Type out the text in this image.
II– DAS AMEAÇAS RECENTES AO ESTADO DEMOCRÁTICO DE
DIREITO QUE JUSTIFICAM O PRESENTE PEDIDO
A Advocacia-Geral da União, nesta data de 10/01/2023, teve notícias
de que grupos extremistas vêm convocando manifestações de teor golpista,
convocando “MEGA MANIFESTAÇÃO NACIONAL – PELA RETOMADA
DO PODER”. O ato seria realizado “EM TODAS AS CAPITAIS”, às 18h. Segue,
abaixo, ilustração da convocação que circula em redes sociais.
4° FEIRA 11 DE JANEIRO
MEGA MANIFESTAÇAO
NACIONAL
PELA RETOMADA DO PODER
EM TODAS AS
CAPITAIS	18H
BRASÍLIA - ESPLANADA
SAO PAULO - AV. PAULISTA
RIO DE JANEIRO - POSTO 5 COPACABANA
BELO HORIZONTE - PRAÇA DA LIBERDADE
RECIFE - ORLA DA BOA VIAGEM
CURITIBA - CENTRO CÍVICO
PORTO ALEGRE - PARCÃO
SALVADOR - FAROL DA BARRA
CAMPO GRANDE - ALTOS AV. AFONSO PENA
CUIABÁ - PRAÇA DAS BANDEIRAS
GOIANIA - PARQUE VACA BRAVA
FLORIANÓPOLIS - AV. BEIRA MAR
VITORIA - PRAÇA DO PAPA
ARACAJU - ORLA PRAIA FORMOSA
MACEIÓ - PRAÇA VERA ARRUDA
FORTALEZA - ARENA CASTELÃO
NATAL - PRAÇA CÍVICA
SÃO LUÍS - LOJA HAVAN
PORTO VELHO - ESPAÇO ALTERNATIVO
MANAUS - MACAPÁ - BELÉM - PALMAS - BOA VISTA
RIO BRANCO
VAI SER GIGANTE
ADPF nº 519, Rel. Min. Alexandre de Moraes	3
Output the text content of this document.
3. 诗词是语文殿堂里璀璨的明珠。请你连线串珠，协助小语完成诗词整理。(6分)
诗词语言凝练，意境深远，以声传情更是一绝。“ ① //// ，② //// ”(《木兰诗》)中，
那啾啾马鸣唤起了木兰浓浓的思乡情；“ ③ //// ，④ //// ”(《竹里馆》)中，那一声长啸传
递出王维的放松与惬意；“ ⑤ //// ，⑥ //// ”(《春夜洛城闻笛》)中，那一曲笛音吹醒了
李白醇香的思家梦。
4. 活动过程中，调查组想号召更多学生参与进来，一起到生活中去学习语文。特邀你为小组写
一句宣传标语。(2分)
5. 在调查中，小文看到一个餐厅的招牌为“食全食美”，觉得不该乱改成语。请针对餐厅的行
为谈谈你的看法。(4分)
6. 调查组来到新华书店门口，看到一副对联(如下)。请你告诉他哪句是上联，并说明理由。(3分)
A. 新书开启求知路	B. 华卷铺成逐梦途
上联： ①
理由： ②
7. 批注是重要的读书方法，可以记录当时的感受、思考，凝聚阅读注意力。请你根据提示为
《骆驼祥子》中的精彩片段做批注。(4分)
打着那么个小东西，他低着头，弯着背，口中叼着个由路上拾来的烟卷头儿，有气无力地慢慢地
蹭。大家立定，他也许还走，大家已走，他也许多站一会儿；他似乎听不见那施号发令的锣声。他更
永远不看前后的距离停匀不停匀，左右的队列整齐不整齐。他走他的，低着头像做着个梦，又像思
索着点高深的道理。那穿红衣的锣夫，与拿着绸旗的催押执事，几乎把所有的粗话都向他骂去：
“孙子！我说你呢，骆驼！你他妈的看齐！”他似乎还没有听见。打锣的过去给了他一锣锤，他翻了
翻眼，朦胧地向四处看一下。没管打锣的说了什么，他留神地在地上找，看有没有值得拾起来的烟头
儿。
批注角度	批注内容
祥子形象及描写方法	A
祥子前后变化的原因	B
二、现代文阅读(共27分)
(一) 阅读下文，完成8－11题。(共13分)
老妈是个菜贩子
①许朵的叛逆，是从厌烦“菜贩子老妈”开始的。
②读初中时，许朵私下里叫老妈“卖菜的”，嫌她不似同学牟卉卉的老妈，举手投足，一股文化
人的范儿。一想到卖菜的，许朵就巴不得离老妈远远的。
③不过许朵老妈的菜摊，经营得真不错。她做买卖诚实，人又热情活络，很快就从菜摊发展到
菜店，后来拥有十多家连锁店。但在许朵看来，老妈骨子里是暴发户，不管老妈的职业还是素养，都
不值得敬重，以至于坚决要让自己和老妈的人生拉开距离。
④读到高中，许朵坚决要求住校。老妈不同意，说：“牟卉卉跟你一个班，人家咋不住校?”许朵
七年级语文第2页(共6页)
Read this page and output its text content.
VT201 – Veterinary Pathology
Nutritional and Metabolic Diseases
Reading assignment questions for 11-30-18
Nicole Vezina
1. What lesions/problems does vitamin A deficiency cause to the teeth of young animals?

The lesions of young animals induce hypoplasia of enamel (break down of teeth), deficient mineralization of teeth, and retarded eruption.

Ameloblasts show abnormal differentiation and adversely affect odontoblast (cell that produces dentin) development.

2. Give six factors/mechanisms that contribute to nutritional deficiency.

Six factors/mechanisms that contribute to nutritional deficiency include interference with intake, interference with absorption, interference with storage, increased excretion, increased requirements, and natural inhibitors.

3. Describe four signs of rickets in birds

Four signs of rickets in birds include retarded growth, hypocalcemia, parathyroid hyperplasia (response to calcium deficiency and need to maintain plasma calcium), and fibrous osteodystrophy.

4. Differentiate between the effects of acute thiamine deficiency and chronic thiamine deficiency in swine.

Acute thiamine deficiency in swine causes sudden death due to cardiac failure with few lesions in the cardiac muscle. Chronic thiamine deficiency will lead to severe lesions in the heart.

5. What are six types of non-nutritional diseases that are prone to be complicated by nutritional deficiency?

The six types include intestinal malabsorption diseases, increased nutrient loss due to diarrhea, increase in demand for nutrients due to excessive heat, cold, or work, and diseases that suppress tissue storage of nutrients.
--
* [Exercise directions]: Find the string "mechanisms" in the listing and return every line that holds it.

* [Complete response]:
2. Give six factors/mechanisms that contribute to nutritional deficiency.
Six factors/mechanisms that contribute to nutritional deficiency include interference with intake, interference with absorption, interference with storage, increased excretion, increased requirements, and natural inhibitors.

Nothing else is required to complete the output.